* _RECORDS SHOWN_:
* * *
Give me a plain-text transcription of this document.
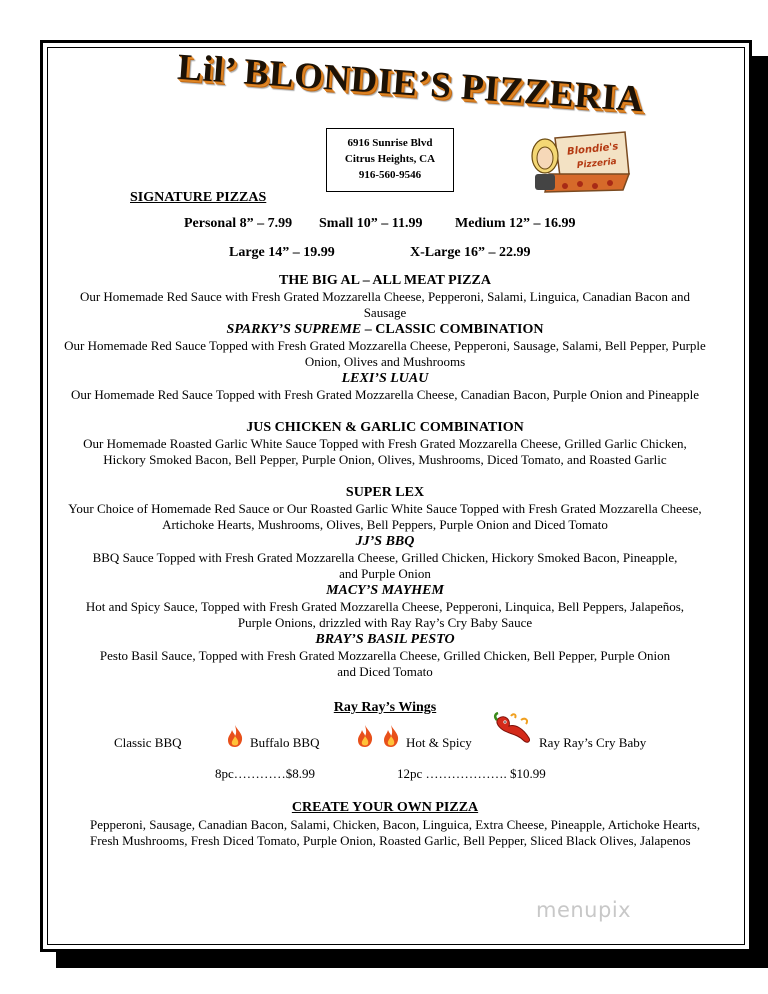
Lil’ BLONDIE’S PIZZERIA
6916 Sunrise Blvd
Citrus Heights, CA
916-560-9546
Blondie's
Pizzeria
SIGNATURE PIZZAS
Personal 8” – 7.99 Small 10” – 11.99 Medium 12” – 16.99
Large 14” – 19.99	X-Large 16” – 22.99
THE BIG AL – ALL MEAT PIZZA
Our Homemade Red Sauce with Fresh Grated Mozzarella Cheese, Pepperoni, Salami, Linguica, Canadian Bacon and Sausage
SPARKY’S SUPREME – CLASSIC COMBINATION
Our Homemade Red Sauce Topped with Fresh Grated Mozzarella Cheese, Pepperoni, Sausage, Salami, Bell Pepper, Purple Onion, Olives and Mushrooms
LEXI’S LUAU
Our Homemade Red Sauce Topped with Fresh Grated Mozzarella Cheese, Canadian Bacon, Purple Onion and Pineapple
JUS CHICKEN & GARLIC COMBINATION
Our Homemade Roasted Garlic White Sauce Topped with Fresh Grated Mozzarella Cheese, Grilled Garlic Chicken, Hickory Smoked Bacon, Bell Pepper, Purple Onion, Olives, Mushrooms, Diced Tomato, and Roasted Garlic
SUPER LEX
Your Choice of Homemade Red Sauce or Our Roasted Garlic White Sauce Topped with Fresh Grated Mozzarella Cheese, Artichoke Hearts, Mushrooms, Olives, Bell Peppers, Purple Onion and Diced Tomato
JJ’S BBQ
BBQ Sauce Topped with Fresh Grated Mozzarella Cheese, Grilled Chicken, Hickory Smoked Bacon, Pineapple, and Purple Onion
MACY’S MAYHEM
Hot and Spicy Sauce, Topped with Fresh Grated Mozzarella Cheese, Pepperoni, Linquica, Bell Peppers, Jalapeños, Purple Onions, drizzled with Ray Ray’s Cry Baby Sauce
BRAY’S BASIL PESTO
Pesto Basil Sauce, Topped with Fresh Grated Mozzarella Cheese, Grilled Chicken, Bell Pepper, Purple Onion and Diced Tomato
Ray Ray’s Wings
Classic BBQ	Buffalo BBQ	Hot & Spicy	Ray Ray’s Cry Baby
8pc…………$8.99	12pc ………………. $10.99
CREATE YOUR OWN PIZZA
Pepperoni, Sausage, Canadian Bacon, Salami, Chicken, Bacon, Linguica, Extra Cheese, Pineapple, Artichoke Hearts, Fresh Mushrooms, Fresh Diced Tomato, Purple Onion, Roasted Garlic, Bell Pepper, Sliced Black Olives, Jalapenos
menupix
* * *
* _OBJECTIVE_: Leave out the pictures and give the listing above again exactly.

* _EXERCISE RESPONSE_:
Give me a plain-text transcription of this document.
Lil’ BLONDIE’S PIZZERIA
6916 Sunrise Blvd
Citrus Heights, CA
916-560-9546
Blondie's
Pizzeria
SIGNATURE PIZZAS
Personal 8” – 7.99 Small 10” – 11.99 Medium 12” – 16.99
Large 14” – 19.99	X-Large 16” – 22.99
THE BIG AL – ALL MEAT PIZZA
Our Homemade Red Sauce with Fresh Grated Mozzarella Cheese, Pepperoni, Salami, Linguica, Canadian Bacon and Sausage
SPARKY’S SUPREME – CLASSIC COMBINATION
Our Homemade Red Sauce Topped with Fresh Grated Mozzarella Cheese, Pepperoni, Sausage, Salami, Bell Pepper, Purple Onion, Olives and Mushrooms
LEXI’S LUAU
Our Homemade Red Sauce Topped with Fresh Grated Mozzarella Cheese, Canadian Bacon, Purple Onion and Pineapple
JUS CHICKEN & GARLIC COMBINATION
Our Homemade Roasted Garlic White Sauce Topped with Fresh Grated Mozzarella Cheese, Grilled Garlic Chicken, Hickory Smoked Bacon, Bell Pepper, Purple Onion, Olives, Mushrooms, Diced Tomato, and Roasted Garlic
SUPER LEX
Your Choice of Homemade Red Sauce or Our Roasted Garlic White Sauce Topped with Fresh Grated Mozzarella Cheese, Artichoke Hearts, Mushrooms, Olives, Bell Peppers, Purple Onion and Diced Tomato
JJ’S BBQ
BBQ Sauce Topped with Fresh Grated Mozzarella Cheese, Grilled Chicken, Hickory Smoked Bacon, Pineapple, and Purple Onion
MACY’S MAYHEM
Hot and Spicy Sauce, Topped with Fresh Grated Mozzarella Cheese, Pepperoni, Linquica, Bell Peppers, Jalapeños, Purple Onions, drizzled with Ray Ray’s Cry Baby Sauce
BRAY’S BASIL PESTO
Pesto Basil Sauce, Topped with Fresh Grated Mozzarella Cheese, Grilled Chicken, Bell Pepper, Purple Onion and Diced Tomato
Ray Ray’s Wings
Classic BBQ	Buffalo BBQ	Hot & Spicy	Ray Ray’s Cry Baby
8pc…………$8.99	12pc ………………. $10.99
CREATE YOUR OWN PIZZA
Pepperoni, Sausage, Canadian Bacon, Salami, Chicken, Bacon, Linguica, Extra Cheese, Pineapple, Artichoke Hearts, Fresh Mushrooms, Fresh Diced Tomato, Purple Onion, Roasted Garlic, Bell Pepper, Sliced Black Olives, Jalapenos
menupix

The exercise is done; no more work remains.